### Set problem
Copy out word for word the part of the items that runs from their first line through the line containing "y-tick-label: -12950nT xyxy=(46,320,140,345)", with both ends included.

Element location listings
+++++

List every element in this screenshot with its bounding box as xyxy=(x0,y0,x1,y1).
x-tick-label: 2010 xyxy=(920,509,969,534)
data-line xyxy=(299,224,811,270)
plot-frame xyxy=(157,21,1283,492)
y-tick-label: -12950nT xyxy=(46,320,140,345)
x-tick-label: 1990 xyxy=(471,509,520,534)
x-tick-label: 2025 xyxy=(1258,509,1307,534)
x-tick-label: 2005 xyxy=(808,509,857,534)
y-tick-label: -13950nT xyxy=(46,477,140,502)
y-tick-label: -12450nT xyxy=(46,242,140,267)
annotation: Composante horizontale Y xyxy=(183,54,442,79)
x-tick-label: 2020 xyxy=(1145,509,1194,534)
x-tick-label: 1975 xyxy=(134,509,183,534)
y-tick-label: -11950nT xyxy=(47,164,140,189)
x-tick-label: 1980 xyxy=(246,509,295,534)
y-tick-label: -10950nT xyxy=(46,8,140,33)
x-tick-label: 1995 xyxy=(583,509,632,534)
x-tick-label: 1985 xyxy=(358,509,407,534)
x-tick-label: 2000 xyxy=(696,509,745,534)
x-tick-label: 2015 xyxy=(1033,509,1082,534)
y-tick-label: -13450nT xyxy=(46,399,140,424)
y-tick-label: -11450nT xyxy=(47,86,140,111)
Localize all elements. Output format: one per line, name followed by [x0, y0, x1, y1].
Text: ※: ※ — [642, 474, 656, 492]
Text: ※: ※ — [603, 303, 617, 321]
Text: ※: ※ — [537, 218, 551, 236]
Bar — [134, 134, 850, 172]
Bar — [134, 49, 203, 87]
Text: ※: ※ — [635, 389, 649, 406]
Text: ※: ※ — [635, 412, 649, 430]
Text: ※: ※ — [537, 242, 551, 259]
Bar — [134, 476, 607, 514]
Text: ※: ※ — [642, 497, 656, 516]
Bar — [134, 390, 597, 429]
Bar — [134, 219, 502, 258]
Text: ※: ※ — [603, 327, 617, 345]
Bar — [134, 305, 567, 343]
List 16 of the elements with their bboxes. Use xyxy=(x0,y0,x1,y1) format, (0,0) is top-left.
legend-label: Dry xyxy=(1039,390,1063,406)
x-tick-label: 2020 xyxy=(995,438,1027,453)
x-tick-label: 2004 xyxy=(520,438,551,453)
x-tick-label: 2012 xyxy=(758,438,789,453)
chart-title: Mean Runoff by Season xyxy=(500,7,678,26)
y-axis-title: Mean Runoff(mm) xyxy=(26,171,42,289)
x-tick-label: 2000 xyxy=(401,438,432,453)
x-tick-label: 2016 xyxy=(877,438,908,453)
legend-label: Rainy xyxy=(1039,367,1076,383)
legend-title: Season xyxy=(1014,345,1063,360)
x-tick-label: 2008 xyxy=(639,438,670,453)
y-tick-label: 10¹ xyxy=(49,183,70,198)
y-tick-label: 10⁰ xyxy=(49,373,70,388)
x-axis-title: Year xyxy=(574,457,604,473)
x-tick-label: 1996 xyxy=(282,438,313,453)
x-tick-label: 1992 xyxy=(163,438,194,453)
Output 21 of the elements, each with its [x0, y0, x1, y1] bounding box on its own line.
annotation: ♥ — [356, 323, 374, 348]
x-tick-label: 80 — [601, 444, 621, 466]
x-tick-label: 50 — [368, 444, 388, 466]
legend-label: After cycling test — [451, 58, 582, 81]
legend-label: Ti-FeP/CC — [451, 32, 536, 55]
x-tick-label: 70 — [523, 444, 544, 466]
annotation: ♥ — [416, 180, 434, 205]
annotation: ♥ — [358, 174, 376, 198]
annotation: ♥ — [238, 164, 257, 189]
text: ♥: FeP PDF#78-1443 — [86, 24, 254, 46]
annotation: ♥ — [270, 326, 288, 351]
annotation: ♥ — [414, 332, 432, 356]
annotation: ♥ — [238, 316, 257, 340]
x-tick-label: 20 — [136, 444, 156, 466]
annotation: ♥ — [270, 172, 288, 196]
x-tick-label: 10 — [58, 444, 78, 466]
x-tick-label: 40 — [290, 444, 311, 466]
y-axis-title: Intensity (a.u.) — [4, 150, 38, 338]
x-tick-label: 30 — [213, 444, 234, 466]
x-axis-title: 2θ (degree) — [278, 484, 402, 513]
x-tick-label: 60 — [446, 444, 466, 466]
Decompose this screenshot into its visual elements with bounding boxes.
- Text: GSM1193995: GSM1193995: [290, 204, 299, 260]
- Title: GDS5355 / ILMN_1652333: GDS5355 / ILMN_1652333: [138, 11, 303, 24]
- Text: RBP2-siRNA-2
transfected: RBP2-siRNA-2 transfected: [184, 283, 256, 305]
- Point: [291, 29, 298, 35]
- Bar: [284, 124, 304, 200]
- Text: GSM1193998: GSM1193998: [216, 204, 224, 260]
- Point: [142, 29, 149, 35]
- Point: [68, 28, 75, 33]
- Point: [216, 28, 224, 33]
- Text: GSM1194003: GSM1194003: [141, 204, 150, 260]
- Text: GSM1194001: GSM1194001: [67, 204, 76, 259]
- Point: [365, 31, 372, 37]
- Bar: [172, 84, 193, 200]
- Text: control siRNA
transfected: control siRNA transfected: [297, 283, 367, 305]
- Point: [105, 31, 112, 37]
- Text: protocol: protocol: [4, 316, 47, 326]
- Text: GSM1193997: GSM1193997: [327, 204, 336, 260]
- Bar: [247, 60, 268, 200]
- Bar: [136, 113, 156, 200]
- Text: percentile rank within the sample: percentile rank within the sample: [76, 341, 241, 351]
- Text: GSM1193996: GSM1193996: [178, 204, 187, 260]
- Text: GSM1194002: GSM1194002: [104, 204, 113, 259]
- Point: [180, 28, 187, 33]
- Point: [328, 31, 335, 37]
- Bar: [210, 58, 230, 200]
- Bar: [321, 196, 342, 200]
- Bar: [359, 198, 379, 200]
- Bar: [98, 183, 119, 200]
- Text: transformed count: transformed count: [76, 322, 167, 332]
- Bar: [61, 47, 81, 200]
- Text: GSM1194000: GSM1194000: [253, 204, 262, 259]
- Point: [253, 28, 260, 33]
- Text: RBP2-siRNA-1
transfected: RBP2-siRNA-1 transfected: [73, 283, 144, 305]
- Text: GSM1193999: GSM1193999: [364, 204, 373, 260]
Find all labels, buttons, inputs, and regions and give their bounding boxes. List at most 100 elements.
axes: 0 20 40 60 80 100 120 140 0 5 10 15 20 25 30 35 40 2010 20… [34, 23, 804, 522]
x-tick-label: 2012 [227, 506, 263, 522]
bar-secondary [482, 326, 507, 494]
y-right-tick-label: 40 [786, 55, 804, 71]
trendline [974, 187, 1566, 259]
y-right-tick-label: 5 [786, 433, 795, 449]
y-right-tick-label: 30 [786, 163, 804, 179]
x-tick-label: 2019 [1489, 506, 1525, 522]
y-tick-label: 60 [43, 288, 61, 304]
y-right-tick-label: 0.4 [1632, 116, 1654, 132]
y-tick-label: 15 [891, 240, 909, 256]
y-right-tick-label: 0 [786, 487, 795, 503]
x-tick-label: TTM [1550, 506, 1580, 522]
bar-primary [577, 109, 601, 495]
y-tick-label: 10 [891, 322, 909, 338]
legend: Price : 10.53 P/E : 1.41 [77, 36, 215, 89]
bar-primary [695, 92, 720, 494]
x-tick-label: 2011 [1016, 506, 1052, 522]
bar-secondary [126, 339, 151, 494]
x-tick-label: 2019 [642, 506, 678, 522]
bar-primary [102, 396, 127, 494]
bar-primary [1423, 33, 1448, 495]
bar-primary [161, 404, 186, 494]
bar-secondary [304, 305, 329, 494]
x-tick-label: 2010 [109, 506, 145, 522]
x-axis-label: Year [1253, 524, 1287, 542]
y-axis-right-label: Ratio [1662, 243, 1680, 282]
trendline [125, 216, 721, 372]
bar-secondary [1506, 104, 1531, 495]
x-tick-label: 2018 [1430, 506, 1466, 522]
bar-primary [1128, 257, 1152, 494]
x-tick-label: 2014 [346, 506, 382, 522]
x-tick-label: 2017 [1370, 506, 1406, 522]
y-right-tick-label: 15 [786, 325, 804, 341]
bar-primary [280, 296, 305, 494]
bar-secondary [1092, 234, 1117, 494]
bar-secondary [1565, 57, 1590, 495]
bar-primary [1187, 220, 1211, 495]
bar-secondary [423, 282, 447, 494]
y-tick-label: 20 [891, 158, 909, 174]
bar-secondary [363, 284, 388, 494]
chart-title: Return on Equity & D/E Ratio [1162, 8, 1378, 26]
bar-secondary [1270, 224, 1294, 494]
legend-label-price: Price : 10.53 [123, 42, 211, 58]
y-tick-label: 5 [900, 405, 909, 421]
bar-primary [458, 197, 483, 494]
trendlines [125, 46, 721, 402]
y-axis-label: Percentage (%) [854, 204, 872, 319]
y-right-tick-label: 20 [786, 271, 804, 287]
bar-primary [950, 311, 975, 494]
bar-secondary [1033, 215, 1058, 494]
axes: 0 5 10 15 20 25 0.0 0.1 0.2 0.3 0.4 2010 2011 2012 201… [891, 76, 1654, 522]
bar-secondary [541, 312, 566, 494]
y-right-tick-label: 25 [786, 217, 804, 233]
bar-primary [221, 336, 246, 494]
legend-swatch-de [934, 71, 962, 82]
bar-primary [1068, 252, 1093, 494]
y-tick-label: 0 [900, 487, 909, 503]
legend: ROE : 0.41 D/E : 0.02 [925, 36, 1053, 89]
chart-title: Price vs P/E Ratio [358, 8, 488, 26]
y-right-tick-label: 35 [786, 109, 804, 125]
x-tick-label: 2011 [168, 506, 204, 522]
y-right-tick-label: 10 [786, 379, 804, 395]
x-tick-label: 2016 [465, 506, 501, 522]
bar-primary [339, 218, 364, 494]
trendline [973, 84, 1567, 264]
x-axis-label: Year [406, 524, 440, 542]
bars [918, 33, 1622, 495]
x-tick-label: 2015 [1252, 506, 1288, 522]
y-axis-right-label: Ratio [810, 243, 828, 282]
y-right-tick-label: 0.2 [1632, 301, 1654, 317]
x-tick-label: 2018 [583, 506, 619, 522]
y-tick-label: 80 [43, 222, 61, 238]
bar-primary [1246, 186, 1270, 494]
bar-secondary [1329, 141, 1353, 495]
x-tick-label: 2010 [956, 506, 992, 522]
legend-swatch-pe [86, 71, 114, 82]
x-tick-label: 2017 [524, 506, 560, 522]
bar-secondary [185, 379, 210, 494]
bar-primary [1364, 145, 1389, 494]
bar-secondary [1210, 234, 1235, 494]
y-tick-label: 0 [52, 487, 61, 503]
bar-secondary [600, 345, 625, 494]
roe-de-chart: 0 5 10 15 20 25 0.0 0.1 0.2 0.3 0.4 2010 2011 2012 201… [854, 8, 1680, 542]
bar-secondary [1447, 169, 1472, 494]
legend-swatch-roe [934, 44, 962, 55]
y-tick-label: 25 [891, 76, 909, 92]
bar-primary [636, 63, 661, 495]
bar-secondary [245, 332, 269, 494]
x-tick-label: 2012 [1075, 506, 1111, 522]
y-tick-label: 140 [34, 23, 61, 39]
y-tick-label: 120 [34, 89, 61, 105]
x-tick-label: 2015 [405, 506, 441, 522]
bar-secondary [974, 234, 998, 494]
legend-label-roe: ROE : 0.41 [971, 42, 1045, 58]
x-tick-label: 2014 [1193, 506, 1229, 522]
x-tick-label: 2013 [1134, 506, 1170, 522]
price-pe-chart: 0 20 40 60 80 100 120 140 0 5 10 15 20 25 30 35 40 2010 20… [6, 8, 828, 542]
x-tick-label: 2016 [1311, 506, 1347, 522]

+++++

### Response to the exercise
List every element in this screenshot with its bounding box as xyxy=(x0,y0,x1,y1).
x-tick-label: 2010 xyxy=(920,509,969,534)
data-line xyxy=(299,224,811,270)
plot-frame xyxy=(157,21,1283,492)
y-tick-label: -12950nT xyxy=(46,320,140,345)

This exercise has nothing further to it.